GOAL: Reproduce all of the data below, keeping every line unchanged.

GIVEN ENTRIES:

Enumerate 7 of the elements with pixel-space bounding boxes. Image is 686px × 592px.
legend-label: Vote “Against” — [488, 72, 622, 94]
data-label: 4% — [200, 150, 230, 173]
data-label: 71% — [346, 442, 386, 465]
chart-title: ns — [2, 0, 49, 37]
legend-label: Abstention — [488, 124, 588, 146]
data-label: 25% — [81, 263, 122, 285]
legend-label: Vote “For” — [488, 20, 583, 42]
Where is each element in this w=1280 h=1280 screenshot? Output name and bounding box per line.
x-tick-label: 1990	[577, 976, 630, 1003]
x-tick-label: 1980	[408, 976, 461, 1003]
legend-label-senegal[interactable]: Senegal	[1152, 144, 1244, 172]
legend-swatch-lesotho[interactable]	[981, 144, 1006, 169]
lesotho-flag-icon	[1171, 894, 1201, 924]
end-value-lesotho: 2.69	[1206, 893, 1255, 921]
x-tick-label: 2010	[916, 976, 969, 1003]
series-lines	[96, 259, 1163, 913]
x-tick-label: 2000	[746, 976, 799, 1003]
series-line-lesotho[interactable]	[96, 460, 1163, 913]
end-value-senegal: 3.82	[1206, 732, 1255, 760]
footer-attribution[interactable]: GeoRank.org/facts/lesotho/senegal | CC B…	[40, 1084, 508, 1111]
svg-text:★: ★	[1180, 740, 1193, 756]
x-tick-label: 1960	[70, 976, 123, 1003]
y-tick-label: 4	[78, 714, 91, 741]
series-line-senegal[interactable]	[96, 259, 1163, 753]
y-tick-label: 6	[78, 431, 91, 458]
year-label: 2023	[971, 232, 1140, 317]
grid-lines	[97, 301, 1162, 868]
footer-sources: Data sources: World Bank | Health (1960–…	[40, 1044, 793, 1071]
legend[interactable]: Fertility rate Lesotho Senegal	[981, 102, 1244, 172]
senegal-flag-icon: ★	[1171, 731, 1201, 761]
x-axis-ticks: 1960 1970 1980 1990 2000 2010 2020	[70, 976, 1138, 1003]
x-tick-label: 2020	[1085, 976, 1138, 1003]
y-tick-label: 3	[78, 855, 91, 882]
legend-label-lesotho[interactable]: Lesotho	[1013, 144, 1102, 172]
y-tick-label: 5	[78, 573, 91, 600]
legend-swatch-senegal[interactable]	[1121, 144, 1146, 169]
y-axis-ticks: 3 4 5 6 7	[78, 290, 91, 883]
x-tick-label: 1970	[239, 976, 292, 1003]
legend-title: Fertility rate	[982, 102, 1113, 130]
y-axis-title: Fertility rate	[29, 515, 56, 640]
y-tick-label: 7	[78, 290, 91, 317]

RIGHT ANSWER:
Enumerate 7 of the elements with pixel-space bounding boxes. Image is 686px × 592px.
legend-label: Vote “Against” — [488, 72, 622, 94]
data-label: 4% — [200, 150, 230, 173]
data-label: 71% — [346, 442, 386, 465]
chart-title: ns — [2, 0, 49, 37]
legend-label: Abstention — [488, 124, 588, 146]
data-label: 25% — [81, 263, 122, 285]
legend-label: Vote “For” — [488, 20, 583, 42]
Where is each element in this w=1280 h=1280 screenshot? Output name and bounding box per line.
x-tick-label: 1990	[577, 976, 630, 1003]
x-tick-label: 1980	[408, 976, 461, 1003]
legend-label-senegal[interactable]: Senegal	[1152, 144, 1244, 172]
legend-swatch-lesotho[interactable]	[981, 144, 1006, 169]
lesotho-flag-icon	[1171, 894, 1201, 924]
end-value-lesotho: 2.69	[1206, 893, 1255, 921]
x-tick-label: 2010	[916, 976, 969, 1003]
series-lines	[96, 259, 1163, 913]
x-tick-label: 2000	[746, 976, 799, 1003]
series-line-lesotho[interactable]	[96, 460, 1163, 913]
end-value-senegal: 3.82	[1206, 732, 1255, 760]
footer-attribution[interactable]: GeoRank.org/facts/lesotho/senegal | CC B…	[40, 1084, 508, 1111]
svg-text:★: ★	[1180, 740, 1193, 756]
x-tick-label: 1960	[70, 976, 123, 1003]
y-tick-label: 4	[78, 714, 91, 741]
series-line-senegal[interactable]	[96, 259, 1163, 753]
y-tick-label: 6	[78, 431, 91, 458]
year-label: 2023	[971, 232, 1140, 317]
grid-lines	[97, 301, 1162, 868]
footer-sources: Data sources: World Bank | Health (1960–…	[40, 1044, 793, 1071]
legend[interactable]: Fertility rate Lesotho Senegal	[981, 102, 1244, 172]
senegal-flag-icon: ★	[1171, 731, 1201, 761]
x-axis-ticks: 1960 1970 1980 1990 2000 2010 2020	[70, 976, 1138, 1003]
x-tick-label: 2020	[1085, 976, 1138, 1003]
y-tick-label: 3	[78, 855, 91, 882]
legend-label-lesotho[interactable]: Lesotho	[1013, 144, 1102, 172]
y-tick-label: 5	[78, 573, 91, 600]
legend-swatch-senegal[interactable]	[1121, 144, 1146, 169]
y-axis-ticks: 3 4 5 6 7	[78, 290, 91, 883]
x-tick-label: 1970	[239, 976, 292, 1003]
legend-title: Fertility rate	[982, 102, 1113, 130]
y-axis-title: Fertility rate	[29, 515, 56, 640]
y-tick-label: 7	[78, 290, 91, 317]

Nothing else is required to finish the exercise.